[Extracted records]
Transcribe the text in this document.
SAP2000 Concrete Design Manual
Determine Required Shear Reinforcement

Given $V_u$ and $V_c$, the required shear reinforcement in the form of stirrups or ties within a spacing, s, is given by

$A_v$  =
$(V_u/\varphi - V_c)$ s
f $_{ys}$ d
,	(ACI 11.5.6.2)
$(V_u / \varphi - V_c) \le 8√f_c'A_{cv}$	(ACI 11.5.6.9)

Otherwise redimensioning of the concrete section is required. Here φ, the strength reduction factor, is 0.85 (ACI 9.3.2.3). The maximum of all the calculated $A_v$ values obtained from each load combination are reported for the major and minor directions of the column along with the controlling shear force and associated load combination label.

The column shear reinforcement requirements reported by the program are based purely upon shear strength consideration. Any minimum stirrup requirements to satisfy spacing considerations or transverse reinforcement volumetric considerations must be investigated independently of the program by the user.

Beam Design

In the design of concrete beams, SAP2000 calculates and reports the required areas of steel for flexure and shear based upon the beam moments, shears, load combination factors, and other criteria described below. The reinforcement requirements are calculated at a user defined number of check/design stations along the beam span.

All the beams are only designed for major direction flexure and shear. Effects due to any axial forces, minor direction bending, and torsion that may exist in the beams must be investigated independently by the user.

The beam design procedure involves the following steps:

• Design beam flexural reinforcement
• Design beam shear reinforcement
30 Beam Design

Problem to work on: Send back each record exactly as it stands.

Final result:
Transcribe the text in this document.
SAP2000 Concrete Design Manual
Determine Required Shear Reinforcement

Given $V_u$ and $V_c$, the required shear reinforcement in the form of stirrups or ties within a spacing, s, is given by

$A_v$  =
$(V_u/\varphi - V_c)$ s
f $_{ys}$ d
,	(ACI 11.5.6.2)
$(V_u / \varphi - V_c) \le 8√f_c'A_{cv}$	(ACI 11.5.6.9)

Otherwise redimensioning of the concrete section is required. Here φ, the strength reduction factor, is 0.85 (ACI 9.3.2.3). The maximum of all the calculated $A_v$ values obtained from each load combination are reported for the major and minor directions of the column along with the controlling shear force and associated load combination label.

The column shear reinforcement requirements reported by the program are based purely upon shear strength consideration. Any minimum stirrup requirements to satisfy spacing considerations or transverse reinforcement volumetric considerations must be investigated independently of the program by the user.

Beam Design

In the design of concrete beams, SAP2000 calculates and reports the required areas of steel for flexure and shear based upon the beam moments, shears, load combination factors, and other criteria described below. The reinforcement requirements are calculated at a user defined number of check/design stations along the beam span.

All the beams are only designed for major direction flexure and shear. Effects due to any axial forces, minor direction bending, and torsion that may exist in the beams must be investigated independently by the user.

The beam design procedure involves the following steps:

• Design beam flexural reinforcement
• Design beam shear reinforcement
30 Beam Design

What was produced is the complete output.